## What is needed
From the entries that follow, pick out all lines holding "employé".

## Source material
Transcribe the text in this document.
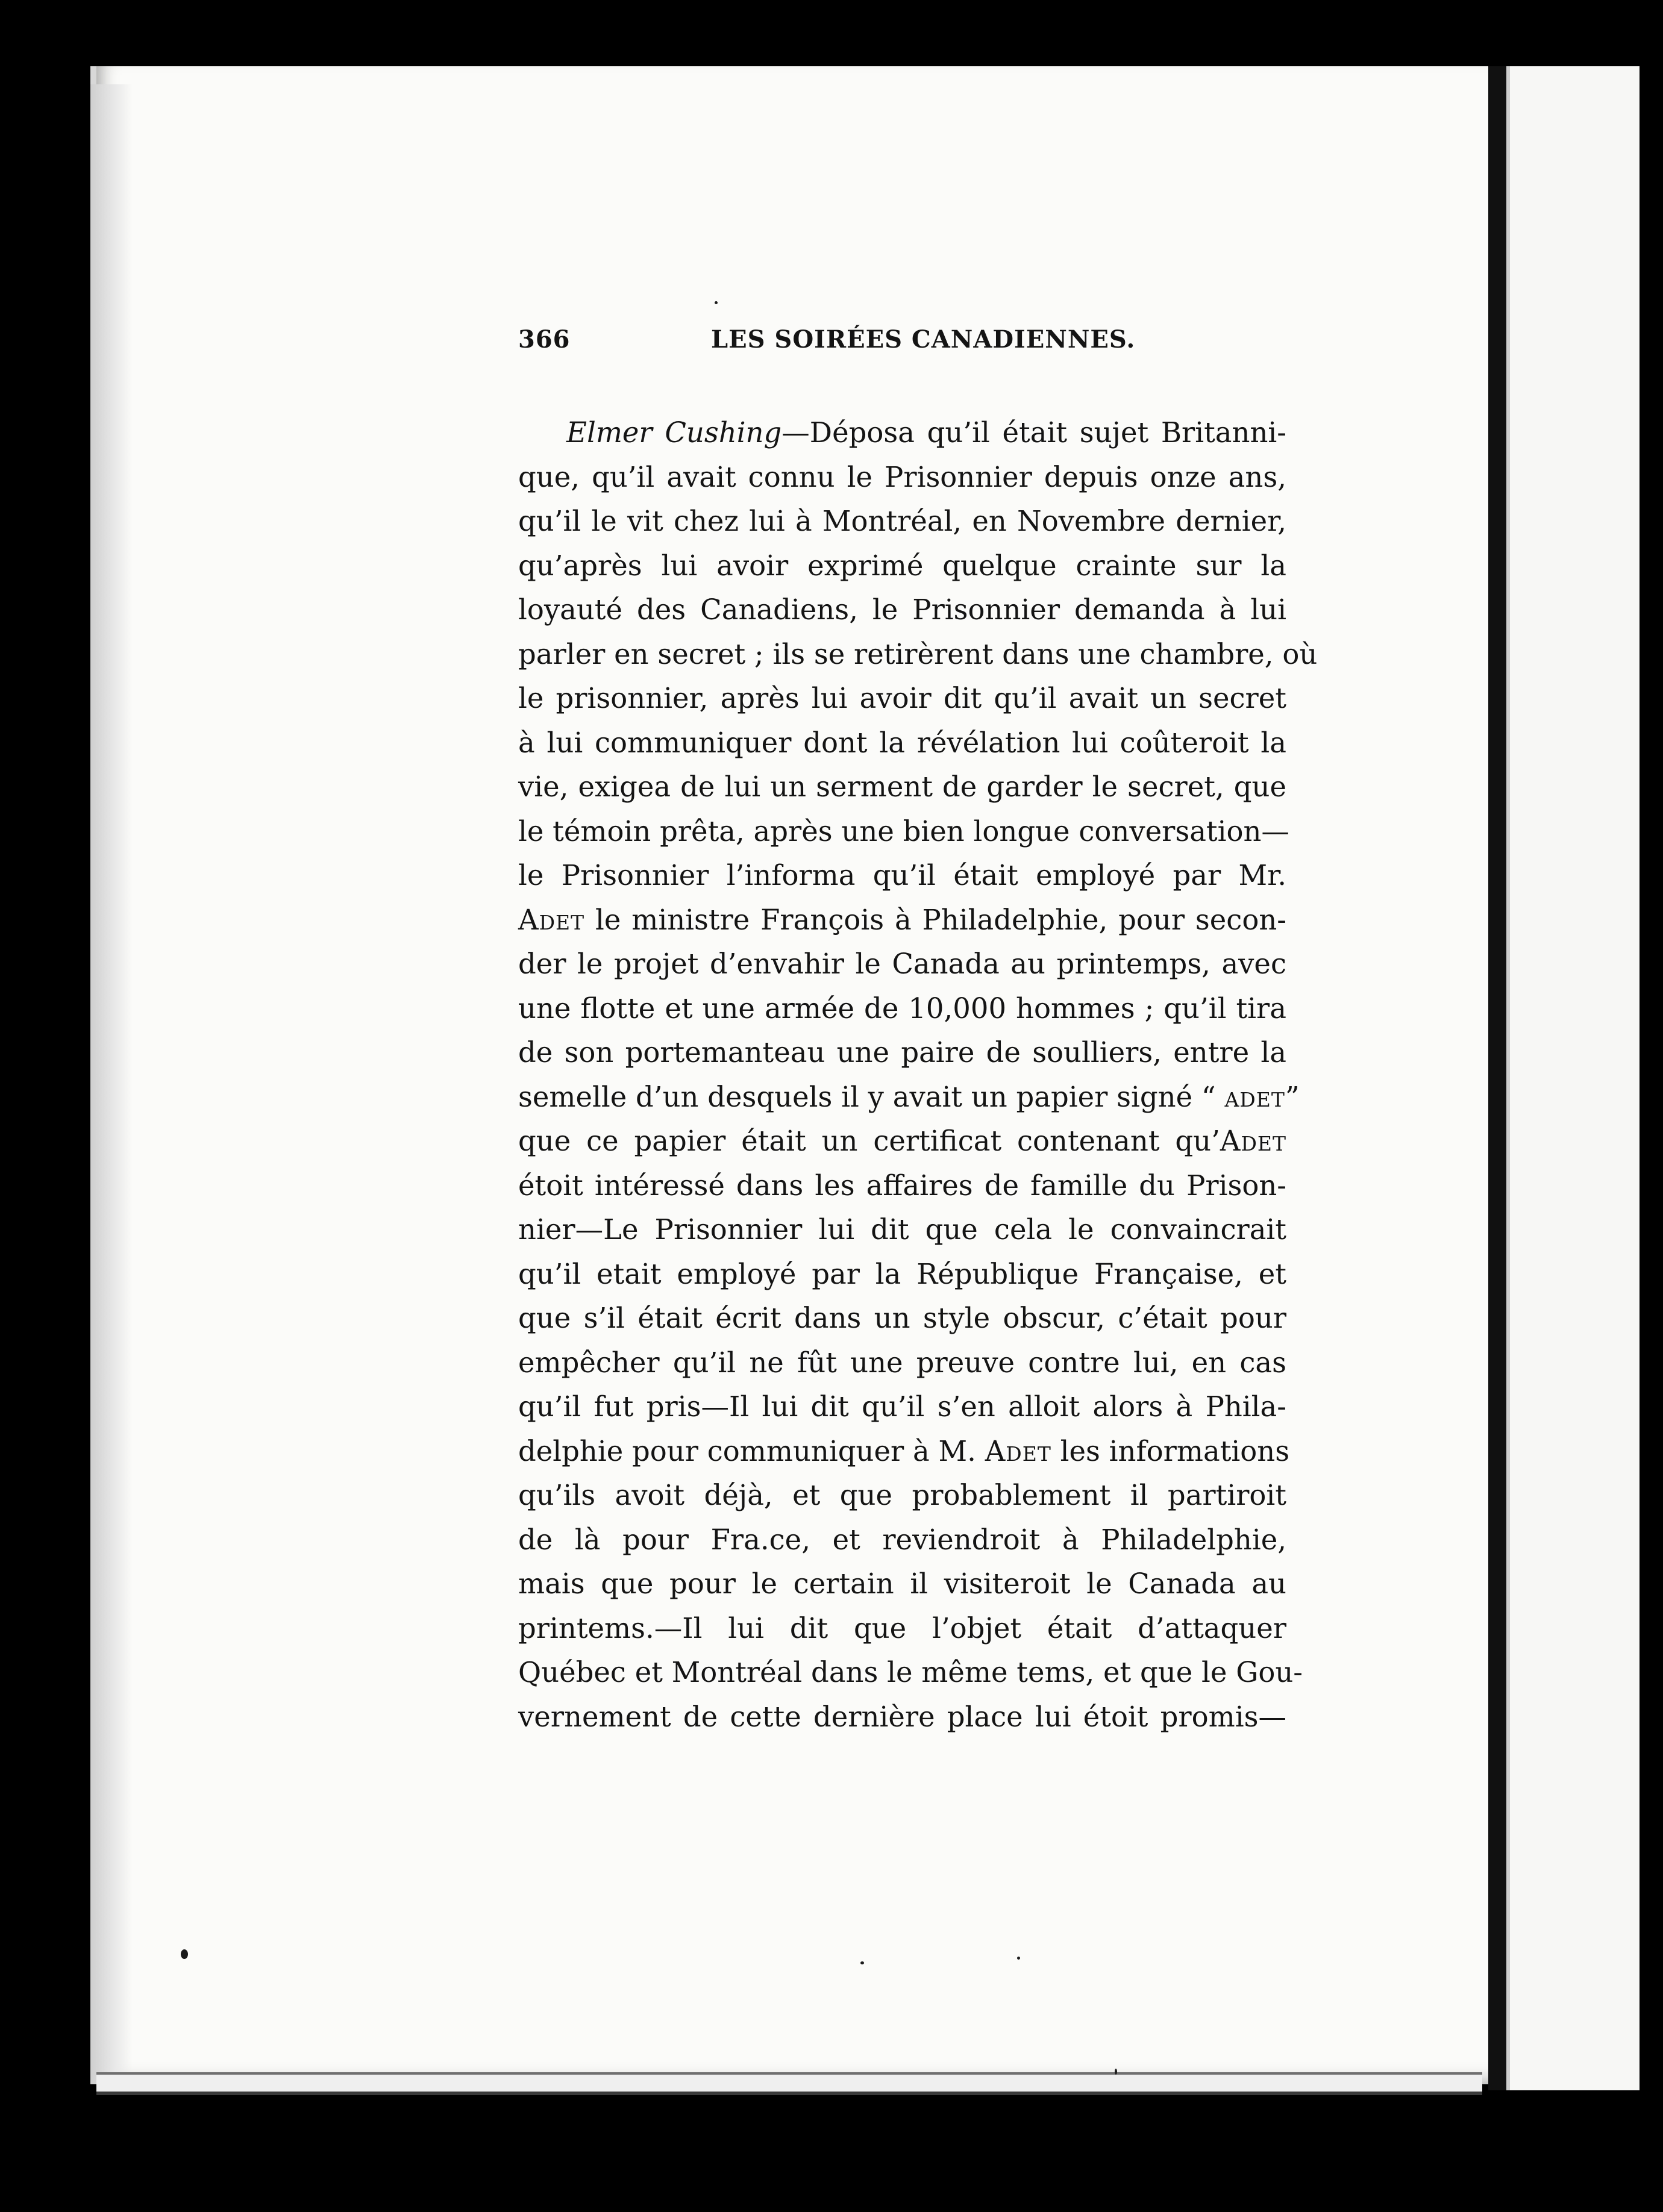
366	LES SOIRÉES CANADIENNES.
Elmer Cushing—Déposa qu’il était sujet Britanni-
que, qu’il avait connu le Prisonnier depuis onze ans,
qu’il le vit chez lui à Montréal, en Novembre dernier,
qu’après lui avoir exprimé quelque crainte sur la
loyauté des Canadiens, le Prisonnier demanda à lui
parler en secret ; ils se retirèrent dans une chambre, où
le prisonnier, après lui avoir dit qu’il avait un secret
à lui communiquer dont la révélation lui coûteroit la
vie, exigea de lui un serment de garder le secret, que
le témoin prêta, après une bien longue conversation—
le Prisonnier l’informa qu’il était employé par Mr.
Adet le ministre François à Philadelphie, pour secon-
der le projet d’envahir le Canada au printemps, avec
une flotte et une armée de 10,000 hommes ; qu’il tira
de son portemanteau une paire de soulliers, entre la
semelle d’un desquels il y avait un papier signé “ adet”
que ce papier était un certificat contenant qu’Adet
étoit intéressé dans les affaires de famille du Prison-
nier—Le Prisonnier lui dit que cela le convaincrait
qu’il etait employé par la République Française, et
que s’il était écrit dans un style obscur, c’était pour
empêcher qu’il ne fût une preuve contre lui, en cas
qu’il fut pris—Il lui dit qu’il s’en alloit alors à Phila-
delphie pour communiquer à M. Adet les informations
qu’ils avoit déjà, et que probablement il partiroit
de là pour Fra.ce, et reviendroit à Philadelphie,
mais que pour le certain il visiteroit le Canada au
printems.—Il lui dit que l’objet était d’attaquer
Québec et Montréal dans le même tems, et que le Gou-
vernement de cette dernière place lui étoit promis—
--
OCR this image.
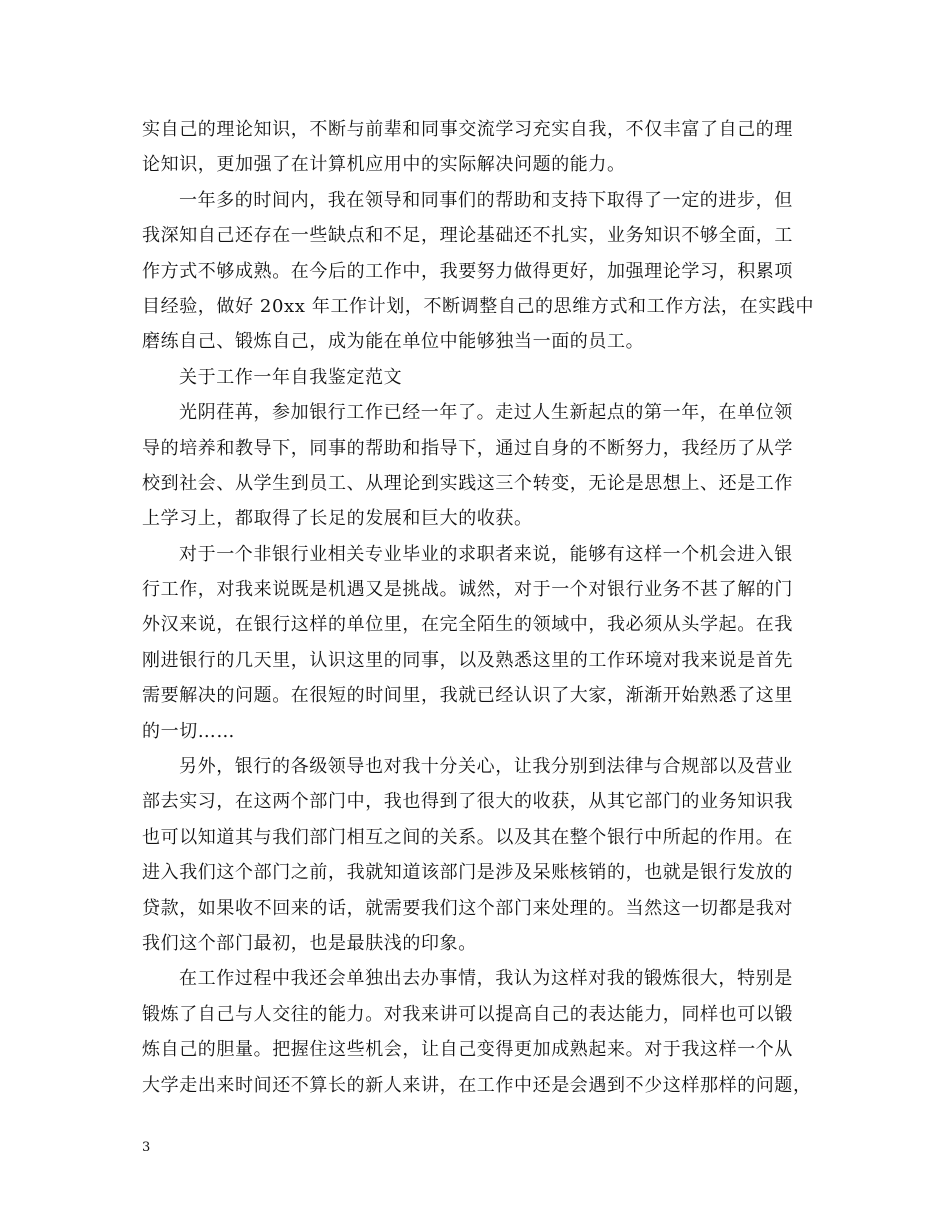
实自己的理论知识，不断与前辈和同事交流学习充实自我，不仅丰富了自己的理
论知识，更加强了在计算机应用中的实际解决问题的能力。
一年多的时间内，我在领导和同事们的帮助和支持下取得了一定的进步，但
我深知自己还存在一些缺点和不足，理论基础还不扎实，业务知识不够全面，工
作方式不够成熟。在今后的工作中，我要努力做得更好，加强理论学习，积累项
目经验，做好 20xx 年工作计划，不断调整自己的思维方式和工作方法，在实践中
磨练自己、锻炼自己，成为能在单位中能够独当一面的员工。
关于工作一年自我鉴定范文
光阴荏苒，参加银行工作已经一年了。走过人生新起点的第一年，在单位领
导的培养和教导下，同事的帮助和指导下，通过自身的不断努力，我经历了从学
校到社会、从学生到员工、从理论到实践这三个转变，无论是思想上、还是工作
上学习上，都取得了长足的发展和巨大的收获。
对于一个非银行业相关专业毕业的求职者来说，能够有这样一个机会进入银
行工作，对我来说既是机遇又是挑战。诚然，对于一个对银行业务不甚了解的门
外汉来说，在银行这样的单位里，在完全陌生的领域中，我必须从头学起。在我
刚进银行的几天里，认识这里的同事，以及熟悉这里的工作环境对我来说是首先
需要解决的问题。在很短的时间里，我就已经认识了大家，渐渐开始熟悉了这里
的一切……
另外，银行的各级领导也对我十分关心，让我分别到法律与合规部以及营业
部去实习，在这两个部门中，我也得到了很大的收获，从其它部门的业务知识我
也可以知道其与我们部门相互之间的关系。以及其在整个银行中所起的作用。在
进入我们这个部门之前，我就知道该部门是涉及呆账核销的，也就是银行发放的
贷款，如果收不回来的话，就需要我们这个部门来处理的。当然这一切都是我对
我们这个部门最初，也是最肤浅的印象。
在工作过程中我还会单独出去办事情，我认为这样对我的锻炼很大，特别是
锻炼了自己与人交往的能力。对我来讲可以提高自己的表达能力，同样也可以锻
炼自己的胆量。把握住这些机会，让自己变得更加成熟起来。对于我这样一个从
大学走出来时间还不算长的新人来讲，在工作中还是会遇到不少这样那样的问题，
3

## Finished answer
le Prisonnier l’informa qu’il était employé par Mr.
qu’il etait employé par la République Française, et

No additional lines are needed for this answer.